- Goal
How many lines of these entries hold the string "四个意识"? Answer with the number alone.

^^^^^^^^^^^^^^^^

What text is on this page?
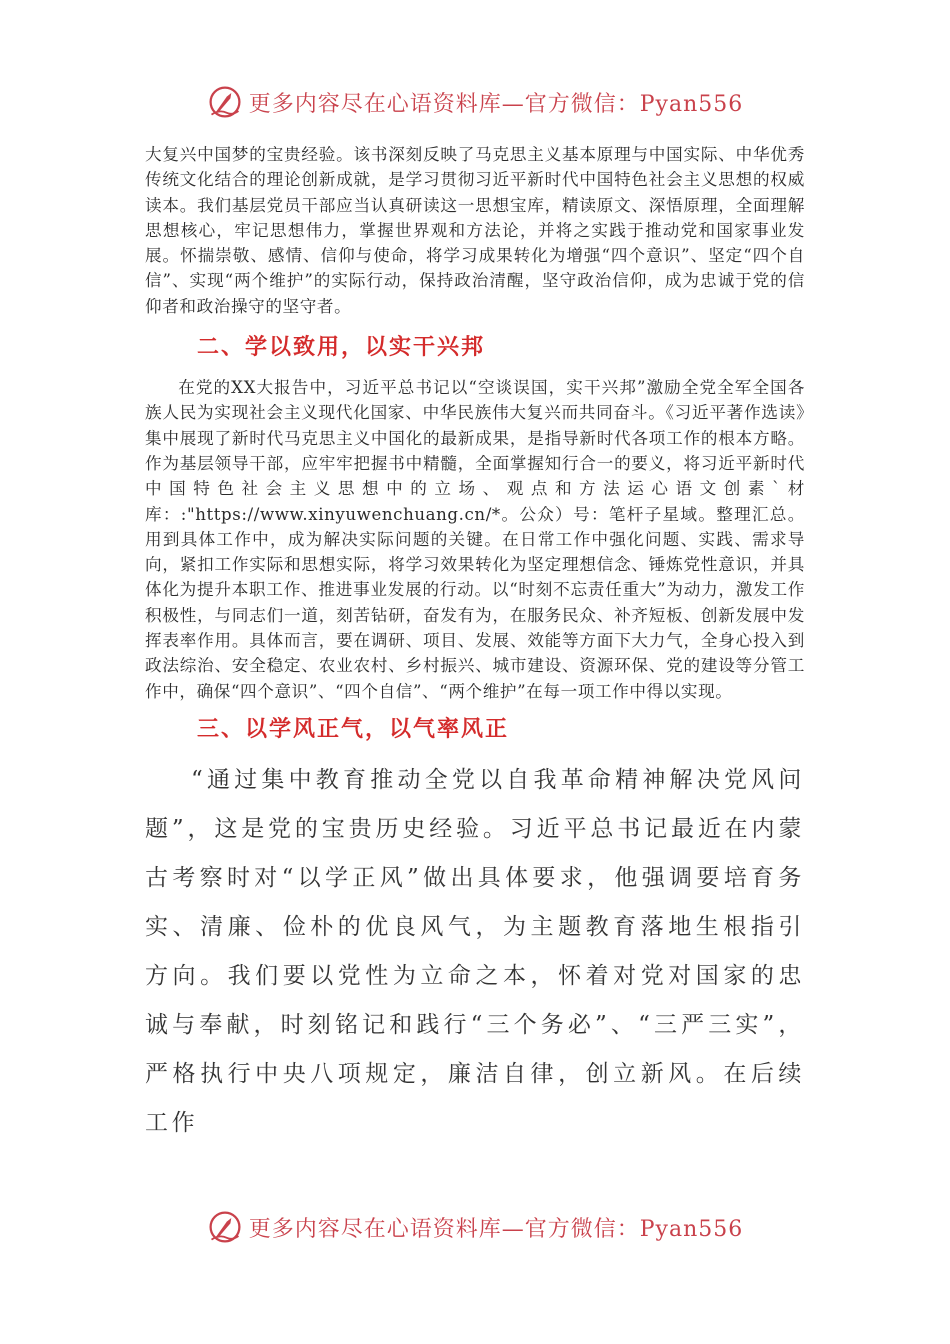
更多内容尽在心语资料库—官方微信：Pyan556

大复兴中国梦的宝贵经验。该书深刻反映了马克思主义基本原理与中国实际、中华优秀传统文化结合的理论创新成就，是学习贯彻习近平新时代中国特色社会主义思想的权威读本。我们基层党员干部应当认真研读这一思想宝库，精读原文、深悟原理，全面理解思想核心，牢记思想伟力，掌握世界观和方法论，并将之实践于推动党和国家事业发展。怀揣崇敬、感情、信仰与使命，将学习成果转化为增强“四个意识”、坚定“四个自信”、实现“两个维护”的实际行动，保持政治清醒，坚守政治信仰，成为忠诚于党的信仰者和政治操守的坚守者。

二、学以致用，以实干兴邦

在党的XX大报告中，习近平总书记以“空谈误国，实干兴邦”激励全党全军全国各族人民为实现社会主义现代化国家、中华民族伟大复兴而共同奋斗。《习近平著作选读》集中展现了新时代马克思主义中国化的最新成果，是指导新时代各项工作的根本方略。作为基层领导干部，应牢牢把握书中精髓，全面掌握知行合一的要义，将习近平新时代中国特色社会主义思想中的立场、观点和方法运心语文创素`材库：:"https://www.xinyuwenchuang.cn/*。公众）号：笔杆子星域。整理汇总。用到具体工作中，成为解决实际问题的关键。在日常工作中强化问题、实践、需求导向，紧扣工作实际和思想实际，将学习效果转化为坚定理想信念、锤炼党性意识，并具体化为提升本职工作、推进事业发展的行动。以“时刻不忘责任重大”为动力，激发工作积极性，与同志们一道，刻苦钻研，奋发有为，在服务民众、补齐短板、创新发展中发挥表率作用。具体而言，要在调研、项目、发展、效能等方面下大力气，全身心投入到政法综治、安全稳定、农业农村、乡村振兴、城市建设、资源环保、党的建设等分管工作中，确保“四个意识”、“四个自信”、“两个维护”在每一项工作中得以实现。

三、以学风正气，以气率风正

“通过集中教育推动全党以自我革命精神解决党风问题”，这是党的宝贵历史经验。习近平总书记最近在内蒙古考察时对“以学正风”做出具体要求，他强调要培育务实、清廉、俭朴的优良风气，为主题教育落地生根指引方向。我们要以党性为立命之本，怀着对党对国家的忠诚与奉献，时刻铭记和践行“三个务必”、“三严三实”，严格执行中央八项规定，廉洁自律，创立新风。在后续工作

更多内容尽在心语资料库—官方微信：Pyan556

^^^^^^^^^^^^^^^^

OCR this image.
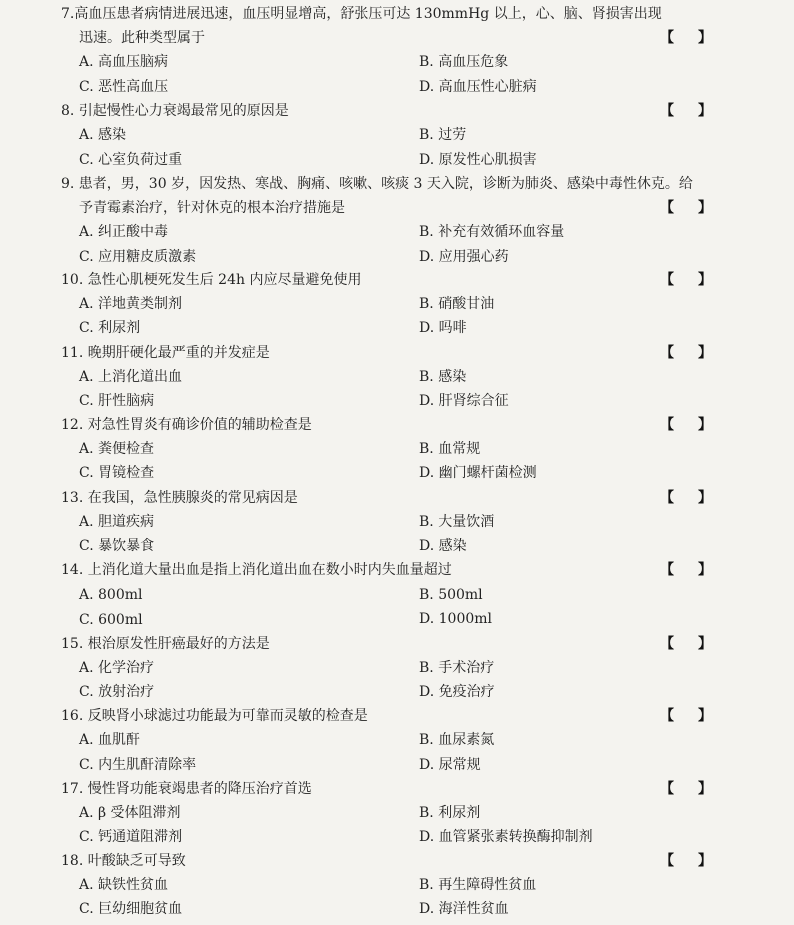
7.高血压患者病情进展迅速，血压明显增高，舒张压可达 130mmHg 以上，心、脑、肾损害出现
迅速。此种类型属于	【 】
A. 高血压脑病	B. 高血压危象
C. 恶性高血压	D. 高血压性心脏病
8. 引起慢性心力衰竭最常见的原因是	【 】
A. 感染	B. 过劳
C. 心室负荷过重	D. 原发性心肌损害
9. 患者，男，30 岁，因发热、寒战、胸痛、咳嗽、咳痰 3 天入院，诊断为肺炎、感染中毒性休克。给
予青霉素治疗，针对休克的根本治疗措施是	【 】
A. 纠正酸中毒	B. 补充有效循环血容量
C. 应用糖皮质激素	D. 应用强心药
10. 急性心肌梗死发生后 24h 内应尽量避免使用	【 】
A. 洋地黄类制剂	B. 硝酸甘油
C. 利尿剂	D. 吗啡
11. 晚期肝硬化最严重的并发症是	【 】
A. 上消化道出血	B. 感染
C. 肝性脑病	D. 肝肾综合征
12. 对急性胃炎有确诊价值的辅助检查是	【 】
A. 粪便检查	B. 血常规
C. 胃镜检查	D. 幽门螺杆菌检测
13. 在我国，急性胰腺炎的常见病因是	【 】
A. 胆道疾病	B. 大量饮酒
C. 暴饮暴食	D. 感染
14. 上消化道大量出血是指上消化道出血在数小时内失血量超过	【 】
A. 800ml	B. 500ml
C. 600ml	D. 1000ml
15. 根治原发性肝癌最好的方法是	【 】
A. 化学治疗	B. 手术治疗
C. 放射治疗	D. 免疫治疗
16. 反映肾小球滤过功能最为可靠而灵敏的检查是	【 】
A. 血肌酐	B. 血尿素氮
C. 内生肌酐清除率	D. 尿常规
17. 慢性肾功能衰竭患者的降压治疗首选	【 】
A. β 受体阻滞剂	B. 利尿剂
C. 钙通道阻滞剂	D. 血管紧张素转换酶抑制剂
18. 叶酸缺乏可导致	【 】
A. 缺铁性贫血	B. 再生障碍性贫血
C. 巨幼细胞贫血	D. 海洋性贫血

^^^^^^^^^^^^^^^^

- Reply to the task
2